_Written request_
Find every line of the listing below where "acid" appears, and copy it.

--- Begin ---

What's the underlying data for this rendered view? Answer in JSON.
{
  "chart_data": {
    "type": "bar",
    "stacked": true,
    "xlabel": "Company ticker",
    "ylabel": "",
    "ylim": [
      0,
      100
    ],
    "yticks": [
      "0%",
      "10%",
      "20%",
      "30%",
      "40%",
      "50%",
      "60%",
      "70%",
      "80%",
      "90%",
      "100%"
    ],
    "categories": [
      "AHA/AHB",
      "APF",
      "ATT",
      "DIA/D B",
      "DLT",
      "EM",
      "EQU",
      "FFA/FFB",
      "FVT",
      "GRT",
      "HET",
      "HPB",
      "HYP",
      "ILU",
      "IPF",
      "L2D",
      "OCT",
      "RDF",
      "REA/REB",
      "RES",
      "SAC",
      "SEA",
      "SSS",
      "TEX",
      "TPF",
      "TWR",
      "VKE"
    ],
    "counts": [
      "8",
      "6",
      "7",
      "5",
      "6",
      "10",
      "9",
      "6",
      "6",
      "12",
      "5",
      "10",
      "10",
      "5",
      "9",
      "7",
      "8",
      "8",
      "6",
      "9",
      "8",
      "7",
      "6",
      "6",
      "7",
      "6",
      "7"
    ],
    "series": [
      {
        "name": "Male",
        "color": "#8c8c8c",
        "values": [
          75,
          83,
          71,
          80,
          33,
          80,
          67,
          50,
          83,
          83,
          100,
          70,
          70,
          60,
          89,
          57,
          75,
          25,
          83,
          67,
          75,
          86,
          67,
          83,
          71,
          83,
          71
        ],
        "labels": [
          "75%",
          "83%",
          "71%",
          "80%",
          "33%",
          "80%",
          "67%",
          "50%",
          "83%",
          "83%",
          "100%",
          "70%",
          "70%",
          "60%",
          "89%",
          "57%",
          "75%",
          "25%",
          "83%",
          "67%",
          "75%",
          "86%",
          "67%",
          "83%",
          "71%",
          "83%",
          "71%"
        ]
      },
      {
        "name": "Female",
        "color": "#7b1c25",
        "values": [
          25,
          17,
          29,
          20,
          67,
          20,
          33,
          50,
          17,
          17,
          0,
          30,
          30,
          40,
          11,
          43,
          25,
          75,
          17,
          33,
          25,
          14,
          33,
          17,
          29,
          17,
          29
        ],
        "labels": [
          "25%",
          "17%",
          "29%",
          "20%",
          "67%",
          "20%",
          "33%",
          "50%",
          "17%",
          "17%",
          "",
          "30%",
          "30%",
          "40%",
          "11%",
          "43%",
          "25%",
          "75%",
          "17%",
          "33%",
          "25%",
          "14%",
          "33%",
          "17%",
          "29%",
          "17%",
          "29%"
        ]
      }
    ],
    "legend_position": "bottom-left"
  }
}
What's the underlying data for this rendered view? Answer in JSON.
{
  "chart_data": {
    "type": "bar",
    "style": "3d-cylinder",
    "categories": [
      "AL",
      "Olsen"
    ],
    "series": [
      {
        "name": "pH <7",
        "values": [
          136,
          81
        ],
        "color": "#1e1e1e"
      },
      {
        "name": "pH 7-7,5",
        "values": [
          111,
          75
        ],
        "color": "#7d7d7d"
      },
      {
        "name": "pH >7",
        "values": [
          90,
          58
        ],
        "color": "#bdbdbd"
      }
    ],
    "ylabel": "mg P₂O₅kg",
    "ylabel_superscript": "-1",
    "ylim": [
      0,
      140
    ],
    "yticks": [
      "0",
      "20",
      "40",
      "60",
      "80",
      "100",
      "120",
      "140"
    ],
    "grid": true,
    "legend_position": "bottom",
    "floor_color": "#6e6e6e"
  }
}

--- End ---
--- Begin ---

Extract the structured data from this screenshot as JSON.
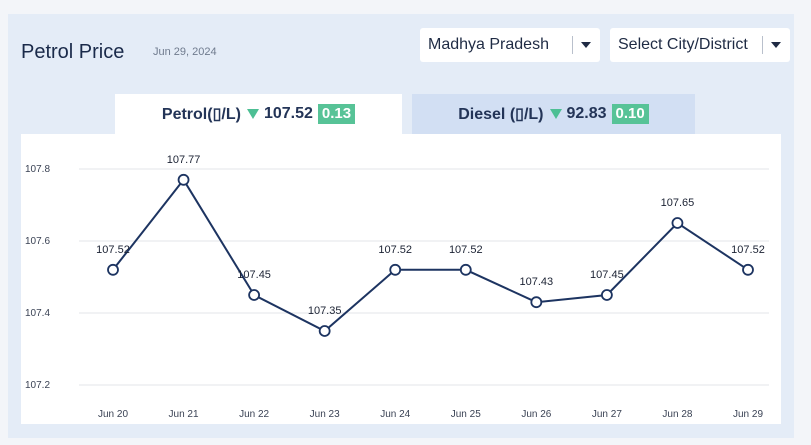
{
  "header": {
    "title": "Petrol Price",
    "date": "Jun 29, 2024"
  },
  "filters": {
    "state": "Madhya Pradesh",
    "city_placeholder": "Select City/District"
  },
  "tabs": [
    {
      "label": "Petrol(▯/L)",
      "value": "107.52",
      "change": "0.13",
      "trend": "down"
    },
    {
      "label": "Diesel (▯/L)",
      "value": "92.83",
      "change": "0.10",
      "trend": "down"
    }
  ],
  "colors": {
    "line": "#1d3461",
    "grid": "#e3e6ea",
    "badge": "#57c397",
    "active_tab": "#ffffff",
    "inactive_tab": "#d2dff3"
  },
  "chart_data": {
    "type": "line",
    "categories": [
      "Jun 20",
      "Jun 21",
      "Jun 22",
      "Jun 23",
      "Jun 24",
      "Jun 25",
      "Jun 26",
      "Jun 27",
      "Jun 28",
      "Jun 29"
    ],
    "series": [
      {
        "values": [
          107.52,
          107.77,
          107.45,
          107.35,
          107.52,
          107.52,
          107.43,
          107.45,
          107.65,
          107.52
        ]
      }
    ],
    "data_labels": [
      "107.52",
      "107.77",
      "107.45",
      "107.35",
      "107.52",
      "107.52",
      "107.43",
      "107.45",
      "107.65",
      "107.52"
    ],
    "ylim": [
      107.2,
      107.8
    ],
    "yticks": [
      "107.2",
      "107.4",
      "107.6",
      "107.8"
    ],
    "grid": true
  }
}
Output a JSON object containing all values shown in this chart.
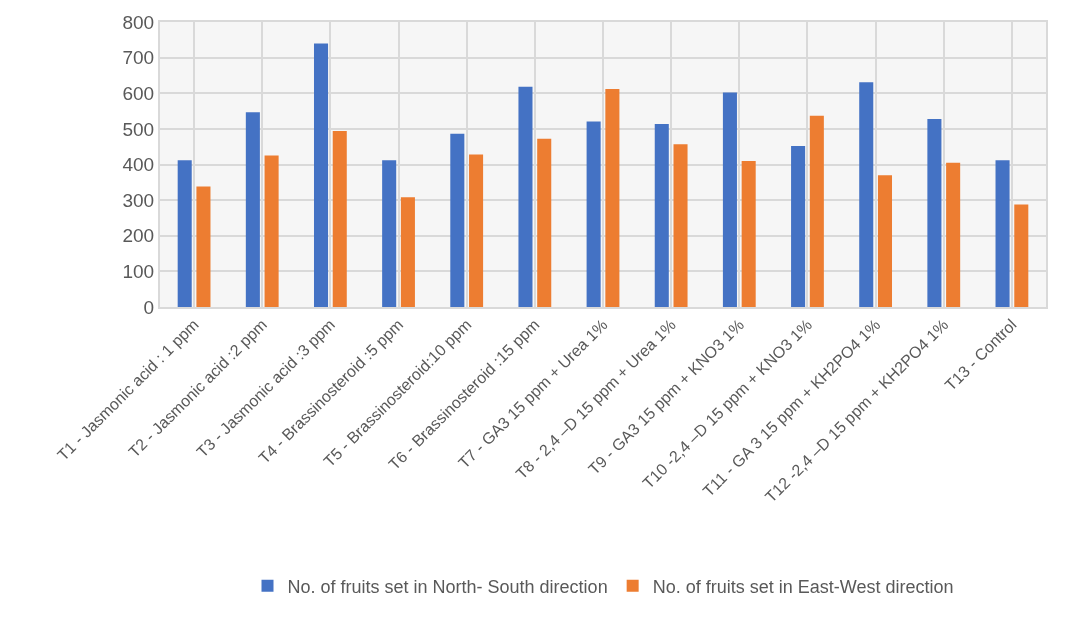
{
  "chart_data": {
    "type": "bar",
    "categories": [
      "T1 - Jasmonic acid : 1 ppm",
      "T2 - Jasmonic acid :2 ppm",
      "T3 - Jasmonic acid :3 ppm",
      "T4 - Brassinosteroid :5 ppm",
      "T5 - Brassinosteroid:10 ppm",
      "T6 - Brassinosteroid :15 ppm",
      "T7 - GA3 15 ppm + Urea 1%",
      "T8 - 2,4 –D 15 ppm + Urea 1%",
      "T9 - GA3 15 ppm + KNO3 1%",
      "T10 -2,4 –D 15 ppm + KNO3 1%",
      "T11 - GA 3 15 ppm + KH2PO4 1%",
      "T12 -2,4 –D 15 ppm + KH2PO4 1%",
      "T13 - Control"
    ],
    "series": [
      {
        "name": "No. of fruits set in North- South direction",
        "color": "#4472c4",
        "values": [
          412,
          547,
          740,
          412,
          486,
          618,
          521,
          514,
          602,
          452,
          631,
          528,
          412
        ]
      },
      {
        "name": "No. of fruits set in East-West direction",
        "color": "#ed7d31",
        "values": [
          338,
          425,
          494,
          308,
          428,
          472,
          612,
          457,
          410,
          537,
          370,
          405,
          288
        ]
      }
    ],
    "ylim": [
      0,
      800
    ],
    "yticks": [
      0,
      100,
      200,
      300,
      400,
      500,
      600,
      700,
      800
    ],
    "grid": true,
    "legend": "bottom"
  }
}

--- End ---

_Task solution_
      "T1 - Jasmonic acid : 1 ppm",
      "T2 - Jasmonic acid :2 ppm",
      "T3 - Jasmonic acid :3 ppm",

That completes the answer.